▶ **What you will do**
1: Reproduce a passage of the Mules and Dragons excerpt word for word: begin at the words "As early as" and stop after "with a woman.".
2: According to the Mules and Dragons excerpt, what are the forms of the triple oppression African-American women have faced?
3: In the Mules and Dragons excerpt, how early was Anna Julia Cooper urging the study of Black women?

▶ **Extracted text**
* * * * *
Mules and Dragons: Popular Culture Images in the Selected Writings of African-American and Chinese-American Women Writers

By Mary E. Young | Go to book overview

Chapter Three
The Female Response:
Harriet E. Wilson
to Alice Walker

As early as 1892 African-American feminist Anna Julia Cooper was urging the study of Black women because Black women's experiences were very different from those of Black men. However, until the 1960s when African-American women began to study themselves, the voice of the African-American male has been thought to be the voice of the African- American woman as well. "Regardless of class, black women are defined in this nation as a group distinct from black men and distinct from white people only because of the double jeopardy of race and sex."1Although African-American men and African-American women share a common history, the women have faced and continue to face triple oppression: of race, class, and gender. But although the Abolitionists, Civil Rights leaders, and the giants of African-American literature (until recently) have been men, African-American writing began with a woman.
* * * * *
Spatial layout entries
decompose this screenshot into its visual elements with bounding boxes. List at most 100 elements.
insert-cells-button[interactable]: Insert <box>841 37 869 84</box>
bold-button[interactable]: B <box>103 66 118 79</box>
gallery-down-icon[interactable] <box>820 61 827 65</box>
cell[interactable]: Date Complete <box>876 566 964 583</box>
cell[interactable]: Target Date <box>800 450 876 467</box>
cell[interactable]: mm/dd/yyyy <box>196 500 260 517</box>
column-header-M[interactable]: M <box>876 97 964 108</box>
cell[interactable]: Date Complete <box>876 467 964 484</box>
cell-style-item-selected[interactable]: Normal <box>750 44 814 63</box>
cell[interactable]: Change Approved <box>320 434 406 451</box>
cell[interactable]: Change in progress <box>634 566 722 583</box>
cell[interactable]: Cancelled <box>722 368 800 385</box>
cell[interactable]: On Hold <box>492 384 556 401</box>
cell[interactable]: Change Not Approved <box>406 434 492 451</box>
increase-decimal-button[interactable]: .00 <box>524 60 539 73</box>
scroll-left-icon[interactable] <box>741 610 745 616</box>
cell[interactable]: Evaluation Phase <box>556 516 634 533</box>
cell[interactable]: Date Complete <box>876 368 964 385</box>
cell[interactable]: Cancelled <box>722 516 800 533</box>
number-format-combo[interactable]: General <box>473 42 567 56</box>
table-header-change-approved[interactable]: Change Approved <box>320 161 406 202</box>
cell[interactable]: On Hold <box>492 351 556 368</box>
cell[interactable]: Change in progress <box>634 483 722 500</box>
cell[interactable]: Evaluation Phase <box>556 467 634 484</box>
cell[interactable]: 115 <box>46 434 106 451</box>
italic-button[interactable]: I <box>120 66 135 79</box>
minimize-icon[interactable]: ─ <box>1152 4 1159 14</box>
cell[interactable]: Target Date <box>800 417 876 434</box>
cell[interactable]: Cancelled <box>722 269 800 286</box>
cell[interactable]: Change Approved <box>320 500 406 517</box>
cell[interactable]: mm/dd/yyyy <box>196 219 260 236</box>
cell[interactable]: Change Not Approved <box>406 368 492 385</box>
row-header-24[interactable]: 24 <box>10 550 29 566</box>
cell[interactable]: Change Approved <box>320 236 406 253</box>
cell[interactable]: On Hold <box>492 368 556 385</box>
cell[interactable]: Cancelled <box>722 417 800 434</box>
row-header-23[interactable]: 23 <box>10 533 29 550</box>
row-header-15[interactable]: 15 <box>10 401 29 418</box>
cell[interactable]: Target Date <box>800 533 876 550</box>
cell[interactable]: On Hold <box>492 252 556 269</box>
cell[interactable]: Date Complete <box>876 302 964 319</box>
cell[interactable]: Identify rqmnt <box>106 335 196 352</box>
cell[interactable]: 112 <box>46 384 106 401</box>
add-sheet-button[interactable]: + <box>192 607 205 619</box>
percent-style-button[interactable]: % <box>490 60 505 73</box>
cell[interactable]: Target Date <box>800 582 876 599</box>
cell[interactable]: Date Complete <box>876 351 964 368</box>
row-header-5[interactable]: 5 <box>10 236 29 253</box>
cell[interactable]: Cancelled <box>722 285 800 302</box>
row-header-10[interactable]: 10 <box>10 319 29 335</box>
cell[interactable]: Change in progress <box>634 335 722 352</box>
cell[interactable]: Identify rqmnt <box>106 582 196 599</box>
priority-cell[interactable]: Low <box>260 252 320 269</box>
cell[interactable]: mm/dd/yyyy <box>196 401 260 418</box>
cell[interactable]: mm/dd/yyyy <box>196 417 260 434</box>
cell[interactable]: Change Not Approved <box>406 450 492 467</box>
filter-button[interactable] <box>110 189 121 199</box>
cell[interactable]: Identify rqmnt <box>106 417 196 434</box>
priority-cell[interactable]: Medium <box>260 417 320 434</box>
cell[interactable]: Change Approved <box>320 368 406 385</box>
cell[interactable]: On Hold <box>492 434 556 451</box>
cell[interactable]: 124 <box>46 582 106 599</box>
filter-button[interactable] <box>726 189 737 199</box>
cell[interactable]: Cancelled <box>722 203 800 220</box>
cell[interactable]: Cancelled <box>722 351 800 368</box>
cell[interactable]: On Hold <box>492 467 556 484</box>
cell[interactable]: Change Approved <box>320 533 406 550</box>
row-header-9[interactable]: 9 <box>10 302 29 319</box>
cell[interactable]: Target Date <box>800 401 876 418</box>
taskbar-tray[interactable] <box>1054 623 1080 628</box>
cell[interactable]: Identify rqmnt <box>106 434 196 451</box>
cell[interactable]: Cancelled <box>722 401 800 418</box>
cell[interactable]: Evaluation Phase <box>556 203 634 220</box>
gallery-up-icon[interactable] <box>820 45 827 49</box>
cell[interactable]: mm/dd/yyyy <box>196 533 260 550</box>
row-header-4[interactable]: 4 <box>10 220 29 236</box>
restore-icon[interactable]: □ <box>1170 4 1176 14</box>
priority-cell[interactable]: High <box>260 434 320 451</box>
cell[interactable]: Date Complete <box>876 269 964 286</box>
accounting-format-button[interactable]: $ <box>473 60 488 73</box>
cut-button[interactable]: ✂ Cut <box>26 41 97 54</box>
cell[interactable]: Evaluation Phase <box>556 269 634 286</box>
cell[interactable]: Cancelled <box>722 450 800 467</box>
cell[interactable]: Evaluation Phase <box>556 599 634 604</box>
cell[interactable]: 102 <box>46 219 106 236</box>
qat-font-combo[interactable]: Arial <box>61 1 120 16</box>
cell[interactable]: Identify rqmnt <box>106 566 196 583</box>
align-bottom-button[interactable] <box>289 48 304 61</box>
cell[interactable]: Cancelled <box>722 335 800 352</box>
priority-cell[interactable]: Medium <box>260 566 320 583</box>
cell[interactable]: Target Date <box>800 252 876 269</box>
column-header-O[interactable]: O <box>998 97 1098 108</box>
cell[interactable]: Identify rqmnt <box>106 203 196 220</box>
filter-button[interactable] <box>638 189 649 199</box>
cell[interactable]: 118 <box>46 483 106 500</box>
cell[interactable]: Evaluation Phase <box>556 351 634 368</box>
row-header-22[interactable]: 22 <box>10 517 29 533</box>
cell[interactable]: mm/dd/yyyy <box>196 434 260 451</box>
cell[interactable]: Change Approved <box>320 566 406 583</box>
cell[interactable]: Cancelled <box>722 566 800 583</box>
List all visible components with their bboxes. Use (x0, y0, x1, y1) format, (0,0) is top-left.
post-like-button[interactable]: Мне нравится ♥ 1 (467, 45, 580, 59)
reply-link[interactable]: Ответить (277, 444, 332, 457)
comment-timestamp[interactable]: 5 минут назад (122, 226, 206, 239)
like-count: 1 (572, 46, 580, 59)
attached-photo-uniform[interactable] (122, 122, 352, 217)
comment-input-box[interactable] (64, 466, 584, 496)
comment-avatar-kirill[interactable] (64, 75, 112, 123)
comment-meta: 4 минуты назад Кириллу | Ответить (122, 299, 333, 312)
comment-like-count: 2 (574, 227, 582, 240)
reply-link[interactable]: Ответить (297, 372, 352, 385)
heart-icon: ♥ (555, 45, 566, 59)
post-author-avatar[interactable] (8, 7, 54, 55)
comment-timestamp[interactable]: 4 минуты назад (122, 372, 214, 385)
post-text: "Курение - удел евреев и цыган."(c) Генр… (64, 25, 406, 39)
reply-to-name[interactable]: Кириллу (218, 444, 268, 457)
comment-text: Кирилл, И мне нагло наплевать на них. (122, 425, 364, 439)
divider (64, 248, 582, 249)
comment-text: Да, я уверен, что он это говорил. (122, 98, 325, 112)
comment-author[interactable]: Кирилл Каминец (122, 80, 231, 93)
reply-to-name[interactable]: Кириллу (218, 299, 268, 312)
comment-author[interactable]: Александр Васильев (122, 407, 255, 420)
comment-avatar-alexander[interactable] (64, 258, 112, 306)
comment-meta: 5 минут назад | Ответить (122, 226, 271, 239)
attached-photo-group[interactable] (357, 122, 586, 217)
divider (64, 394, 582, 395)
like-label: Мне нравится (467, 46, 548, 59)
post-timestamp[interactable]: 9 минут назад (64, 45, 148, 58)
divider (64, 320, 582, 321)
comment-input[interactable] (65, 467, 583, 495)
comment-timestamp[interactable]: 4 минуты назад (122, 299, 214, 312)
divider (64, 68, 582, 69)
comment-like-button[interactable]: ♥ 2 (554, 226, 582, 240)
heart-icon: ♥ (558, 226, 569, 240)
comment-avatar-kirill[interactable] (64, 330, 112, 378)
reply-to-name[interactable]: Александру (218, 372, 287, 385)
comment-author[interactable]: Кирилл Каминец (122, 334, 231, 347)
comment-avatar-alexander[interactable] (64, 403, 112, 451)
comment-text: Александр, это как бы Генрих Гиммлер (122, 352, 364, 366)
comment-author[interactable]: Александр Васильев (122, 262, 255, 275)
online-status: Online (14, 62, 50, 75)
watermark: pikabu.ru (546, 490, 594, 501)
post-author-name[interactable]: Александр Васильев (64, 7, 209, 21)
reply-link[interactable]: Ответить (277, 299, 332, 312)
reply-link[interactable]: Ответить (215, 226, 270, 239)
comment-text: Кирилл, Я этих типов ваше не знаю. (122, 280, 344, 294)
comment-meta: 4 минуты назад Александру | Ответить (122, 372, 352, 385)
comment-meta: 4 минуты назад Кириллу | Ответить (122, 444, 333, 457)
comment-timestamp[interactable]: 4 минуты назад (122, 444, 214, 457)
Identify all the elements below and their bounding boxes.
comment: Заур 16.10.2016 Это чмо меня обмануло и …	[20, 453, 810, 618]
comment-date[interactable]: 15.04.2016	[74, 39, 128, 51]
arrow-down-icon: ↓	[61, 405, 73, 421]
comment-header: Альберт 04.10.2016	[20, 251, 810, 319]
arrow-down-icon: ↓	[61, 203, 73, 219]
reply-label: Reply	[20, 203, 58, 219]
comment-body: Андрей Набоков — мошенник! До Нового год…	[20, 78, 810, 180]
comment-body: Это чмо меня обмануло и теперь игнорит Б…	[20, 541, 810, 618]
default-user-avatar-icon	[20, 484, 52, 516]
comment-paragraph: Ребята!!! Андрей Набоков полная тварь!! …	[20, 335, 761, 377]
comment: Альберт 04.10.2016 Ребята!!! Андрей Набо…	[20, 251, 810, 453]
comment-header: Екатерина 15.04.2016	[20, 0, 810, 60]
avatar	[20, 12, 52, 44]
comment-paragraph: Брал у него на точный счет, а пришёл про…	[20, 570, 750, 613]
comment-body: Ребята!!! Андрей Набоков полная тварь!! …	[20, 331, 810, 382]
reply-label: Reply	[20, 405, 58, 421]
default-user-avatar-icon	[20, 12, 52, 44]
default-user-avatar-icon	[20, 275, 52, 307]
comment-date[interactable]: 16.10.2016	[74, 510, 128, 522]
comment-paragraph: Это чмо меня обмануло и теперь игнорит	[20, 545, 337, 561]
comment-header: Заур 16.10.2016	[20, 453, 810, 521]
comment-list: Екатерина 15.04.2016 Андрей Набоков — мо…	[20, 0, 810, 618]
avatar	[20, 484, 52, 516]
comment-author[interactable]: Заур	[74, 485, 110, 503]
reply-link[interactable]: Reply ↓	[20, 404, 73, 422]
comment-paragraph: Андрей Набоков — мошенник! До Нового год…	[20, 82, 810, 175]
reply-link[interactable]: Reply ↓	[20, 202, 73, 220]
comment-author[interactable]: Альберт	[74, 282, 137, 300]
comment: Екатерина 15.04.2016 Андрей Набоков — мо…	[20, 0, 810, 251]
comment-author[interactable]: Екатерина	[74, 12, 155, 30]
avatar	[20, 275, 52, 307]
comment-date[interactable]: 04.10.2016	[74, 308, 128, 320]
* * * * *
▶ **Responses by task**
1:
As early as 1892 African-American feminist Anna Julia Cooper was urging the study of Black women because Black women's experiences were very different from those of Black men. However, until the 1960s when African-American women began to study themselves, the voice of the African-American male has been thought to be the voice of the African- American woman as well. "Regardless of class, black women are defined in this nation as a group distinct from black men and distinct from white people only because of the double jeopardy of race and sex."1Although African-American men and African-American women share a common history, the women have faced and continue to face triple oppression: of race, class, and gender. But although the Abolitionists, Civil Rights leaders, and the giants of African-American literature (until recently) have been men, African-American writing began with a woman.

2: Race, class, and gender.

3: As early as 1892.